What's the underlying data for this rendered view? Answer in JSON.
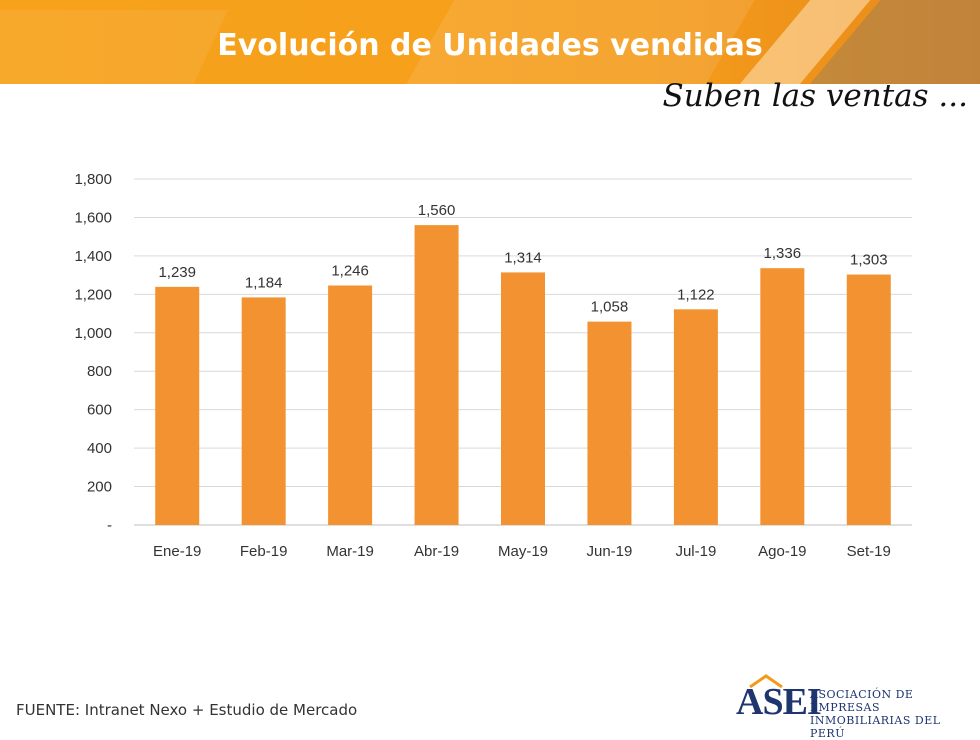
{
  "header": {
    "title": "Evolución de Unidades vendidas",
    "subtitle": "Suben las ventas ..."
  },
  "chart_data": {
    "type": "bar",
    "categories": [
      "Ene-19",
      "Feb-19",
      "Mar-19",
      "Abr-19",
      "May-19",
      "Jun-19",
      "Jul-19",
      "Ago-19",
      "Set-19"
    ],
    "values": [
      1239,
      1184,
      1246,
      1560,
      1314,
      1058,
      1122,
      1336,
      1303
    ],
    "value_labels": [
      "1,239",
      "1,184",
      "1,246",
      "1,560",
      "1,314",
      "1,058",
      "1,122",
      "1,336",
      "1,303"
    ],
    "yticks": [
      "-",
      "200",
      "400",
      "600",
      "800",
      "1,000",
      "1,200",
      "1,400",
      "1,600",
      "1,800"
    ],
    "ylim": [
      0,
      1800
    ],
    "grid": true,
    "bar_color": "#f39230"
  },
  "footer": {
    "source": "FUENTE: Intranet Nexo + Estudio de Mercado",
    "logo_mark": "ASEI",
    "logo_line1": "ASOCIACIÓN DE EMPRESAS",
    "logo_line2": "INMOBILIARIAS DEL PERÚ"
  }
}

* * *

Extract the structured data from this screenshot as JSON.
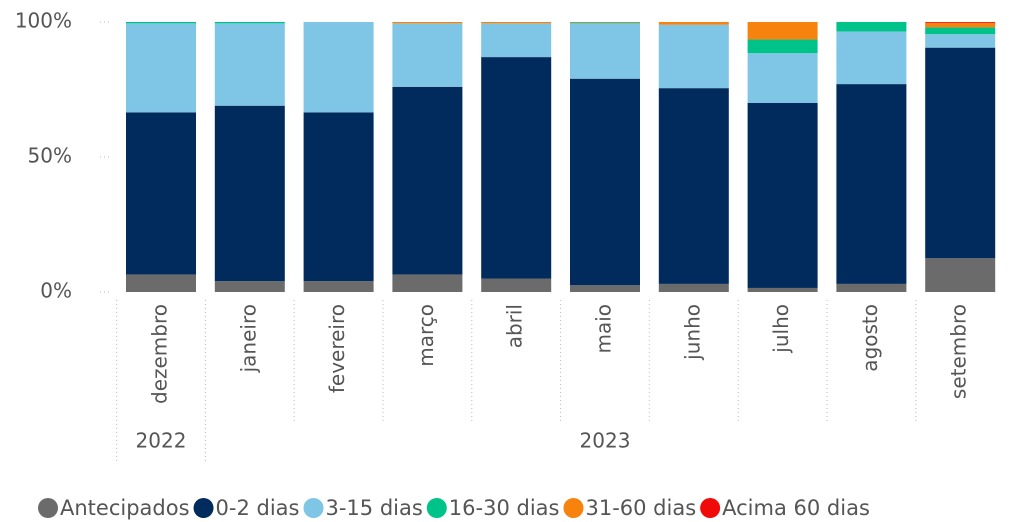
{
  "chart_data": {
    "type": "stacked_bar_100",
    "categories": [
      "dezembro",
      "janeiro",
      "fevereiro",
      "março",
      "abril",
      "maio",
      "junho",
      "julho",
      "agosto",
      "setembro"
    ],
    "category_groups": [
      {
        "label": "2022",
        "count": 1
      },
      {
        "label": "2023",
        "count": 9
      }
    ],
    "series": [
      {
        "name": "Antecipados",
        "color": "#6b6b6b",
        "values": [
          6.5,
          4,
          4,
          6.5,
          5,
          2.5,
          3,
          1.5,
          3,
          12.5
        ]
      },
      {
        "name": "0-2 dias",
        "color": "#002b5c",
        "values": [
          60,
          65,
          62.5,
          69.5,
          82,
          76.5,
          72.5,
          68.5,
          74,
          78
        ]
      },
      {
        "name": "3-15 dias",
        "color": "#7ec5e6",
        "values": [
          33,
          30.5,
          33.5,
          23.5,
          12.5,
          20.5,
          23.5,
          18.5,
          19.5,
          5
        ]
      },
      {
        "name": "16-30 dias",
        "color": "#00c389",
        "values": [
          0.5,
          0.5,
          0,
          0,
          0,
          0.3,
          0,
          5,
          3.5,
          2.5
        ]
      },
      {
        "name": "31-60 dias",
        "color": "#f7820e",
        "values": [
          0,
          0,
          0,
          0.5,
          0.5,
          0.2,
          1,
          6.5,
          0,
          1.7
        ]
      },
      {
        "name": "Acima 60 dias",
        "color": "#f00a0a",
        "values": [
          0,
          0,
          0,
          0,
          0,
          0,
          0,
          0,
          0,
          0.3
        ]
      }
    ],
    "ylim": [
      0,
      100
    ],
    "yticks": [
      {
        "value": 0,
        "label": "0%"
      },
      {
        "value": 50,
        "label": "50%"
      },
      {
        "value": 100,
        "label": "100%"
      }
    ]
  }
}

■ **Task brief**: Your task is to gather every line with the word "this" and copy it.

■ **Reply**:
What's the underlying data for this rendered view? Answer in JSON.
Extract the structured data from this screenshot as JSON.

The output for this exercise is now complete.